TASK TO CARRY OUT
Look below for the line with "Read all visible content and emit it as JSON.", then repeat it and all lines after it, exactly, minus any pictures.

+++ EXTRACTED RECORDS

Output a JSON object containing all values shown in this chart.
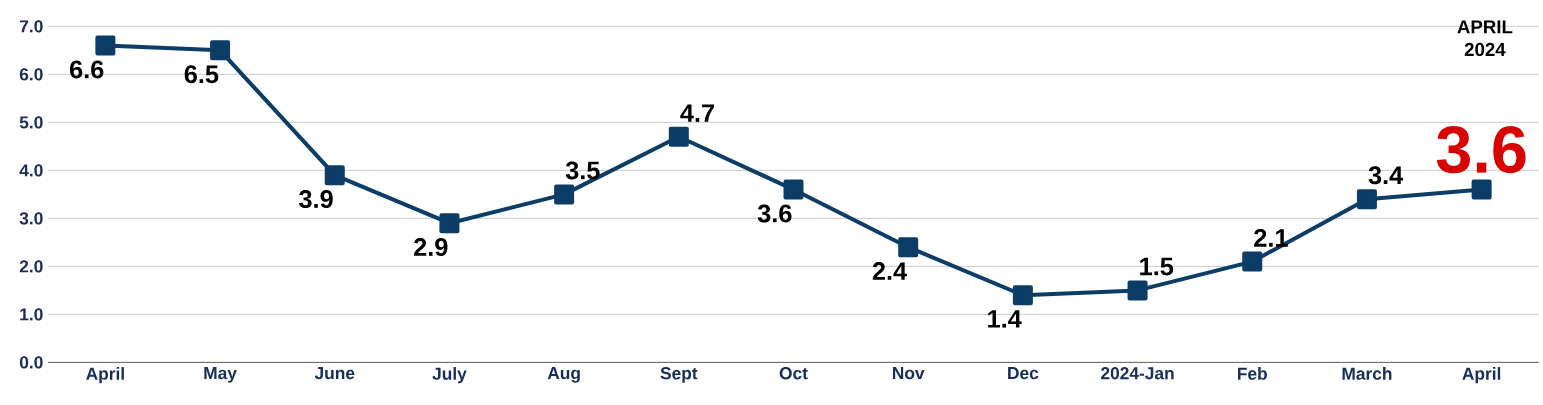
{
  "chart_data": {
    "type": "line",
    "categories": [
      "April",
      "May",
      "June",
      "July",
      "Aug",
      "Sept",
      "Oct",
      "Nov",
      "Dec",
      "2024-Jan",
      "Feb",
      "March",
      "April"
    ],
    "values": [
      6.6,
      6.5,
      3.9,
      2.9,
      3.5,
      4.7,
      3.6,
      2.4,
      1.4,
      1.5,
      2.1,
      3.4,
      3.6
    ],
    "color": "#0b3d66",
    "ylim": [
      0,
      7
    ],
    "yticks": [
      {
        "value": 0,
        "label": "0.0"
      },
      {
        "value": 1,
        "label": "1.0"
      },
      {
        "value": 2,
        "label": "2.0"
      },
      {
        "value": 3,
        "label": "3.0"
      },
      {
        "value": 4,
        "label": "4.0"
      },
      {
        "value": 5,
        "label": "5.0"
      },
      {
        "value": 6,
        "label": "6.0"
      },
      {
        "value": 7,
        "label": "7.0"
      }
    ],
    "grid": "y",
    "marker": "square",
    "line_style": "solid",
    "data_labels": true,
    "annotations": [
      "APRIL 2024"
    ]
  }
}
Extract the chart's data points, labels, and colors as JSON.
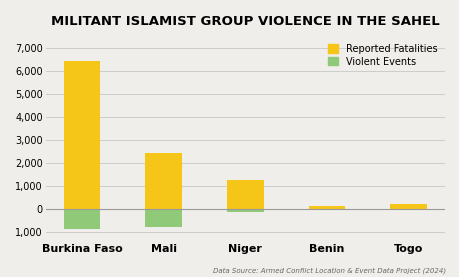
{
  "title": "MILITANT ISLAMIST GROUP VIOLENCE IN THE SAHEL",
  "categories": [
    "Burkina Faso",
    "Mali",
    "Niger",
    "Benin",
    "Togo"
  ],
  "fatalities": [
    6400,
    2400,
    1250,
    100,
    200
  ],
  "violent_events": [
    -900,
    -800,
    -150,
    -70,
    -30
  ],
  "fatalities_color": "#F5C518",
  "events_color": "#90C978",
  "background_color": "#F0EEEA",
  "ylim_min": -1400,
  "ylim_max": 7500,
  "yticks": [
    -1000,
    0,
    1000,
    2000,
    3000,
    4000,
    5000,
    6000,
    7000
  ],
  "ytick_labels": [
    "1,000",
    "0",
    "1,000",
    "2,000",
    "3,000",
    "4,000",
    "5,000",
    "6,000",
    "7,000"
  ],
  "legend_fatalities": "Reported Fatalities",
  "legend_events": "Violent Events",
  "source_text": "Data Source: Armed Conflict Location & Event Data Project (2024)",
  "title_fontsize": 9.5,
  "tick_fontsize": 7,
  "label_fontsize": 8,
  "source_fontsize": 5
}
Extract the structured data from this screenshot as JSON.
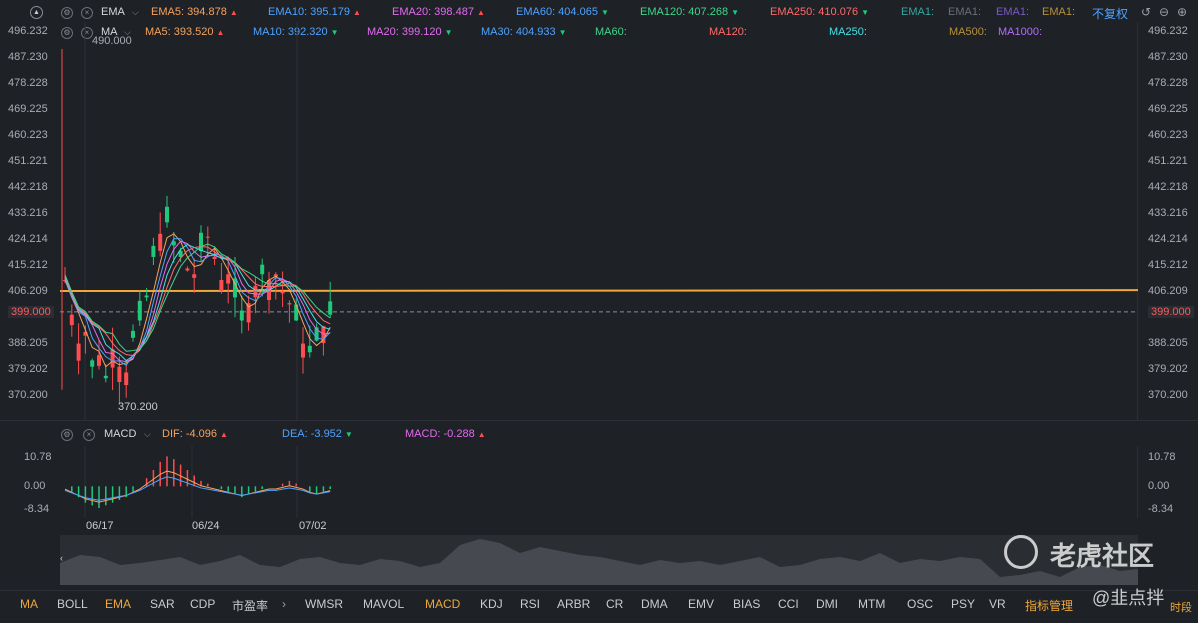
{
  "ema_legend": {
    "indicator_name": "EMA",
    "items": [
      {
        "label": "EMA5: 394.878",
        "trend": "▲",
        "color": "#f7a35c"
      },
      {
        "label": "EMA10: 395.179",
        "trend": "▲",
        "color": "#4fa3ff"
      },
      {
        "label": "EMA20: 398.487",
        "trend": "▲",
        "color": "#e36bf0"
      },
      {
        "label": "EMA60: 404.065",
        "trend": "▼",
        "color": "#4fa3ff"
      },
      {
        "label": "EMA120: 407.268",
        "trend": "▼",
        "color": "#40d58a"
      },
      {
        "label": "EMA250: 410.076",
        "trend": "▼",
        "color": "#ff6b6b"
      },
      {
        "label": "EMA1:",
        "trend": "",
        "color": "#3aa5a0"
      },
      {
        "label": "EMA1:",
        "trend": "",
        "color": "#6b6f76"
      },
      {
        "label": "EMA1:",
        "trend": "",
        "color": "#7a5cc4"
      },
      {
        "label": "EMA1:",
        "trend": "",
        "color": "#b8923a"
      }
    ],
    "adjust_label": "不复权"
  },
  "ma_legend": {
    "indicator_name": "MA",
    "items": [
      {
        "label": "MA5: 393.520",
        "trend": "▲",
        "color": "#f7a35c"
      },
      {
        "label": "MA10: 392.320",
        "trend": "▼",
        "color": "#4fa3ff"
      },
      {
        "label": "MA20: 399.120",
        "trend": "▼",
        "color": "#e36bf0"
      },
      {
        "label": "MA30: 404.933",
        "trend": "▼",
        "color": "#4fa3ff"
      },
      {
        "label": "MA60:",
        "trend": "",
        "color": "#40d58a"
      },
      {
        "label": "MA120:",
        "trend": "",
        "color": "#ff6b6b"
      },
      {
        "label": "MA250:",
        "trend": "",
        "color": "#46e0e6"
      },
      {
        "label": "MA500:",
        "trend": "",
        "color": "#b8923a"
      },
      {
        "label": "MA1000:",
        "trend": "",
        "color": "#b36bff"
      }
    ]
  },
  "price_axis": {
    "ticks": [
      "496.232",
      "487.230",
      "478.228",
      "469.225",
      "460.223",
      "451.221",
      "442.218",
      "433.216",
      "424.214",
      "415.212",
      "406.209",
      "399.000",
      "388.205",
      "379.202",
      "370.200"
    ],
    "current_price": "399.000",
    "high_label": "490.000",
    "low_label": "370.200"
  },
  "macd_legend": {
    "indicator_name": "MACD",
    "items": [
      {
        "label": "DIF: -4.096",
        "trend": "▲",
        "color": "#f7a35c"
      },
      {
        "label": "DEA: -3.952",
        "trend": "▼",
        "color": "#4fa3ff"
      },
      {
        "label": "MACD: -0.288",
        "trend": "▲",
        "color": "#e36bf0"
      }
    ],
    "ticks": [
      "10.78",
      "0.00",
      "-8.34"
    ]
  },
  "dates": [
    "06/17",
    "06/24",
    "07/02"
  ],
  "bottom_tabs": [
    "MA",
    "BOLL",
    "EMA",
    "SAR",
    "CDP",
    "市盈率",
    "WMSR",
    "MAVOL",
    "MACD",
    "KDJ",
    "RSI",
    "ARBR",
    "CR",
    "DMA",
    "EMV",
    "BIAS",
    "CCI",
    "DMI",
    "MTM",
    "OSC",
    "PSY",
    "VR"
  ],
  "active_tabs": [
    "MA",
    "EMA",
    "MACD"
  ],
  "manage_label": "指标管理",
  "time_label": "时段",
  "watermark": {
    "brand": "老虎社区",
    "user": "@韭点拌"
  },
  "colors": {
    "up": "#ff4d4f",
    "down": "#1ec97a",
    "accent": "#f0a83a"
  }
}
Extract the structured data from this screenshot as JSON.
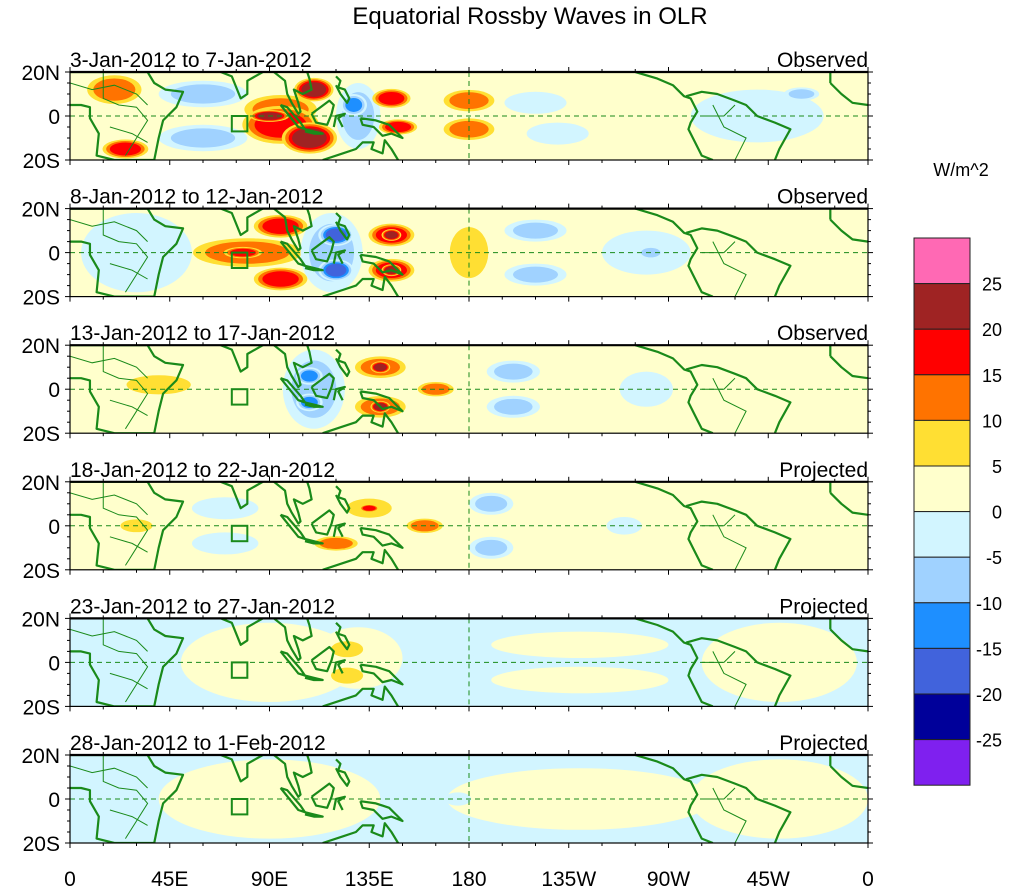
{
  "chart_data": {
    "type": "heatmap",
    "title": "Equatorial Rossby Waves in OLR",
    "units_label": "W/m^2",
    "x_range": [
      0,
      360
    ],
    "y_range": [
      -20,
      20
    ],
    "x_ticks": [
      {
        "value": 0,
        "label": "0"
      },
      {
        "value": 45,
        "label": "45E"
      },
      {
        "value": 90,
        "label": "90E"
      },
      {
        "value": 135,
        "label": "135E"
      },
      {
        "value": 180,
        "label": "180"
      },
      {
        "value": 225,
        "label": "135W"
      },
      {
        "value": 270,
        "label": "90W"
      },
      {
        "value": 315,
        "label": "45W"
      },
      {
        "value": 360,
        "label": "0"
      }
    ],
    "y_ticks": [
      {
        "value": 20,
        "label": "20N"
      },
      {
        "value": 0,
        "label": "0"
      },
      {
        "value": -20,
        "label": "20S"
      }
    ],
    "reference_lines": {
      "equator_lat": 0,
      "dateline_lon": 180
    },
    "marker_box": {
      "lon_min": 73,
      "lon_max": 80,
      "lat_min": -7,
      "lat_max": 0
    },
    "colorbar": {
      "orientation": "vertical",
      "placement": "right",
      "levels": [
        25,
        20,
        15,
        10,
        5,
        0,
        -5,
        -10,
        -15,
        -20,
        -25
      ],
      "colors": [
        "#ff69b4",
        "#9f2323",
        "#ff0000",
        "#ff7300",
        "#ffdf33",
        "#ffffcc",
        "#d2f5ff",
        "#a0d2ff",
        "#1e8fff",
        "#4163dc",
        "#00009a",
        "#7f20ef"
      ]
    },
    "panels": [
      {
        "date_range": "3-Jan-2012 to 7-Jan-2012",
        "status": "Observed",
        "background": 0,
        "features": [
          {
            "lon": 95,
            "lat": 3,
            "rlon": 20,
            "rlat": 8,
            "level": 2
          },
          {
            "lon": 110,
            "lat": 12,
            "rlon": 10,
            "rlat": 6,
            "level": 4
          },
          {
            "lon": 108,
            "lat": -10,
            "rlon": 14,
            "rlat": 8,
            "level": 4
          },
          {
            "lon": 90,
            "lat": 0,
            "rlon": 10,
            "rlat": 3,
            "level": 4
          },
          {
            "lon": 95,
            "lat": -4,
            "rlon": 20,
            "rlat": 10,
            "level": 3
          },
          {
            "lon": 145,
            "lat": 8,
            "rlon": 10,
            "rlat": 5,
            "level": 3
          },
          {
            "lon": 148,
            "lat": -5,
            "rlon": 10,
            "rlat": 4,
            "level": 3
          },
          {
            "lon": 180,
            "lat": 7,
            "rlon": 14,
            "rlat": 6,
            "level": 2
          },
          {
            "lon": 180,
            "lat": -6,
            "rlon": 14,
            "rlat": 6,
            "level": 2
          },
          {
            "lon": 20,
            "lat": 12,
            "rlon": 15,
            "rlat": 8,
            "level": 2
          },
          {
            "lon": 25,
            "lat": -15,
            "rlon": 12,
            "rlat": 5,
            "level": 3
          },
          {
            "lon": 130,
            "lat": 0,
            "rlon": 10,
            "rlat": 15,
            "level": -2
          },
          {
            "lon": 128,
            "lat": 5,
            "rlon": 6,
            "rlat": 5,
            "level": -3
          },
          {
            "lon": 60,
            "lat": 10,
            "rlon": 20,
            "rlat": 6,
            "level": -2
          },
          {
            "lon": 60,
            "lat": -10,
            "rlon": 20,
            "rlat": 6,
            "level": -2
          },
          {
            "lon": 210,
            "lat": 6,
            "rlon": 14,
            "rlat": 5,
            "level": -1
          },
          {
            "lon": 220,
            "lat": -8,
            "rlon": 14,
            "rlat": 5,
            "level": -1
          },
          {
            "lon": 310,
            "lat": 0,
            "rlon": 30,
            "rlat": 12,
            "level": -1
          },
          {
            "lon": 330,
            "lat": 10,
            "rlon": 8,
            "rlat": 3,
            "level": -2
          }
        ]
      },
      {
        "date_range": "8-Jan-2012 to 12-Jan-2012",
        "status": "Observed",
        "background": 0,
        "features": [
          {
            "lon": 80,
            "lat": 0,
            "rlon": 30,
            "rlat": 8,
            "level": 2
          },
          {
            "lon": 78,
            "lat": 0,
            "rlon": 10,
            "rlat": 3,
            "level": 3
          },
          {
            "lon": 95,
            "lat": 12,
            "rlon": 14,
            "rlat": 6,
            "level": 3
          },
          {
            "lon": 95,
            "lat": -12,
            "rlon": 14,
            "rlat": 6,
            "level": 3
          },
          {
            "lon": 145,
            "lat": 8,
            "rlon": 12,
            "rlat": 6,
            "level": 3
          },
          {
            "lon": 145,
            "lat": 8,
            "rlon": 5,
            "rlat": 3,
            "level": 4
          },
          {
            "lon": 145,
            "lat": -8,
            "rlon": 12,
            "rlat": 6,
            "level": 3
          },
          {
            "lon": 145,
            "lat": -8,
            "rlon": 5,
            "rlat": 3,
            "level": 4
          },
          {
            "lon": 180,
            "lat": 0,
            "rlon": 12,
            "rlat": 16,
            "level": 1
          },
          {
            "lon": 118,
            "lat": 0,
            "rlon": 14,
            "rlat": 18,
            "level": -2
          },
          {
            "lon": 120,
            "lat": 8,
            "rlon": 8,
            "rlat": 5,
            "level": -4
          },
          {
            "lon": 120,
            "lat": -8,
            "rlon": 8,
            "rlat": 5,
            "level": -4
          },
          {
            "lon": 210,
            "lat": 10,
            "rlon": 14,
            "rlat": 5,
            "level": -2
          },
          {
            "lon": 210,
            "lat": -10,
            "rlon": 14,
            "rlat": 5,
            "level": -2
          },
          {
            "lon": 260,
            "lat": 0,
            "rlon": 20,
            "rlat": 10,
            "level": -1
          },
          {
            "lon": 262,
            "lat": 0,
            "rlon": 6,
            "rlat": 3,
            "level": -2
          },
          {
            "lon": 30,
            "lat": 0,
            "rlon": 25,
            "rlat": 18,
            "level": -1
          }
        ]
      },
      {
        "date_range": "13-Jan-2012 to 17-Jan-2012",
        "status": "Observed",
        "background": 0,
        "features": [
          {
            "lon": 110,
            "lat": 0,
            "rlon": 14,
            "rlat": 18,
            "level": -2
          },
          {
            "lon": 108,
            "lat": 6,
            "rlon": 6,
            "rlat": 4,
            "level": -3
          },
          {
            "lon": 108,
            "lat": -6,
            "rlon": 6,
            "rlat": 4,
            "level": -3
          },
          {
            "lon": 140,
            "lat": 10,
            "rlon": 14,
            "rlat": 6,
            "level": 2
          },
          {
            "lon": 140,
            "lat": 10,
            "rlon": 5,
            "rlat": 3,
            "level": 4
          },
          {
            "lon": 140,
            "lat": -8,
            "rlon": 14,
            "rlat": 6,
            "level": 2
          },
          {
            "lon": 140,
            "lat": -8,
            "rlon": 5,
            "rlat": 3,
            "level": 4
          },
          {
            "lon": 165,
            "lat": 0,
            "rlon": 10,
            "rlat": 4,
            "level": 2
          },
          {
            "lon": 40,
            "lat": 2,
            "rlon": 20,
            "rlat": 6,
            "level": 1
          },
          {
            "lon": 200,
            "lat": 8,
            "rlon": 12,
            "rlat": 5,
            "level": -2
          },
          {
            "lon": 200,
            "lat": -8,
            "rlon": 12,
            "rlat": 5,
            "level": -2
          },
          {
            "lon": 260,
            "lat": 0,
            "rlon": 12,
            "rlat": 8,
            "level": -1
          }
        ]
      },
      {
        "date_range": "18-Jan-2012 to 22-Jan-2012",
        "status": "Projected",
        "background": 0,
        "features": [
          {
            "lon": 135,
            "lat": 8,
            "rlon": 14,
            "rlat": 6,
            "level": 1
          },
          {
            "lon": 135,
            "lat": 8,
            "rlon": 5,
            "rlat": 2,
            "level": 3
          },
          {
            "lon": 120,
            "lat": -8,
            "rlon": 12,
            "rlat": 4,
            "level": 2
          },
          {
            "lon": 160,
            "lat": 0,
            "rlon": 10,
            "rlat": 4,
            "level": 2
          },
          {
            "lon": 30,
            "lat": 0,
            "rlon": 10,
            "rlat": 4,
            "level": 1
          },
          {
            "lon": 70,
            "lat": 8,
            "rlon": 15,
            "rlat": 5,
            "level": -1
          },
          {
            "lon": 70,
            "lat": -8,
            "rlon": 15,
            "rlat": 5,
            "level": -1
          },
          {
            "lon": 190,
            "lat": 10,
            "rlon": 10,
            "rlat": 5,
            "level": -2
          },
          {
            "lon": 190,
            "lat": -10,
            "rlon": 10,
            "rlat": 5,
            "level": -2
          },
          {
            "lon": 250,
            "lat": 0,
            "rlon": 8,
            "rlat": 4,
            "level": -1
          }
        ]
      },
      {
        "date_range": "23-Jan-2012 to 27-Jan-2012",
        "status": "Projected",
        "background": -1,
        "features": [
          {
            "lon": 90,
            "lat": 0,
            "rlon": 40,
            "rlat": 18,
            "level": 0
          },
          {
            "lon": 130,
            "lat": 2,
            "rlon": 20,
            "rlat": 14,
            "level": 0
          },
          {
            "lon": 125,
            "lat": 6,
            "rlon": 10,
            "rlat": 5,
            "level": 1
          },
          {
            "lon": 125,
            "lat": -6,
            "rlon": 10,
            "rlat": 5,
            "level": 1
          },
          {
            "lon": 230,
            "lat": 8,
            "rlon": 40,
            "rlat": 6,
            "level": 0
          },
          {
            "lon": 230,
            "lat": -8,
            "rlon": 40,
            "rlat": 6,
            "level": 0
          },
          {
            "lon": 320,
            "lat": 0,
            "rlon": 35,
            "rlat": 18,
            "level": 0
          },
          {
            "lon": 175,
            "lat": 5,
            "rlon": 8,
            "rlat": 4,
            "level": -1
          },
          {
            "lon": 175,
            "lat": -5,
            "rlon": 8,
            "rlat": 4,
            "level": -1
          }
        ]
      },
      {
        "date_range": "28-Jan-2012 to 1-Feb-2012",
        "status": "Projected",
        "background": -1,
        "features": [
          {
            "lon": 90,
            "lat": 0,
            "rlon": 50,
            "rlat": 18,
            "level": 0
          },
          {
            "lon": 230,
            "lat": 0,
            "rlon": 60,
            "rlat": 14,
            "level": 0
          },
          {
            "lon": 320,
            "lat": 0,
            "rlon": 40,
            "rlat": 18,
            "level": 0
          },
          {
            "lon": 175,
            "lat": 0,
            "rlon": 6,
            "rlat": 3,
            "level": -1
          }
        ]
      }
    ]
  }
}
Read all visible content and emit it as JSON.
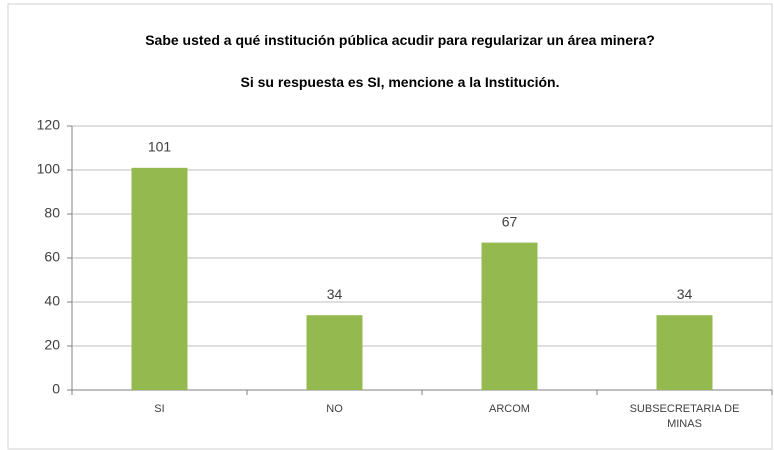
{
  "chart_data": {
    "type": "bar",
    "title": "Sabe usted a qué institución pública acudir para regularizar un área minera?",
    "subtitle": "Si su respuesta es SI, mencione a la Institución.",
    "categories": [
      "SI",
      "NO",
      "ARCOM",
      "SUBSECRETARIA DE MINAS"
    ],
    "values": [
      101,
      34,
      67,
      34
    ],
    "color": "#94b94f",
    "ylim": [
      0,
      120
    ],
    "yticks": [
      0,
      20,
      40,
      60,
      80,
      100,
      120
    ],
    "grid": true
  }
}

++++++

THE OUTPUT
Read all visible content and emit it as JSON.
{
  "chart_data": {
    "type": "bar",
    "title": "Sabe usted a qué institución pública acudir para regularizar un área minera?",
    "subtitle": "Si su respuesta es SI, mencione a la Institución.",
    "categories": [
      "SI",
      "NO",
      "ARCOM",
      "SUBSECRETARIA DE MINAS"
    ],
    "values": [
      101,
      34,
      67,
      34
    ],
    "color": "#94b94f",
    "ylim": [
      0,
      120
    ],
    "yticks": [
      0,
      20,
      40,
      60,
      80,
      100,
      120
    ],
    "grid": true
  }
}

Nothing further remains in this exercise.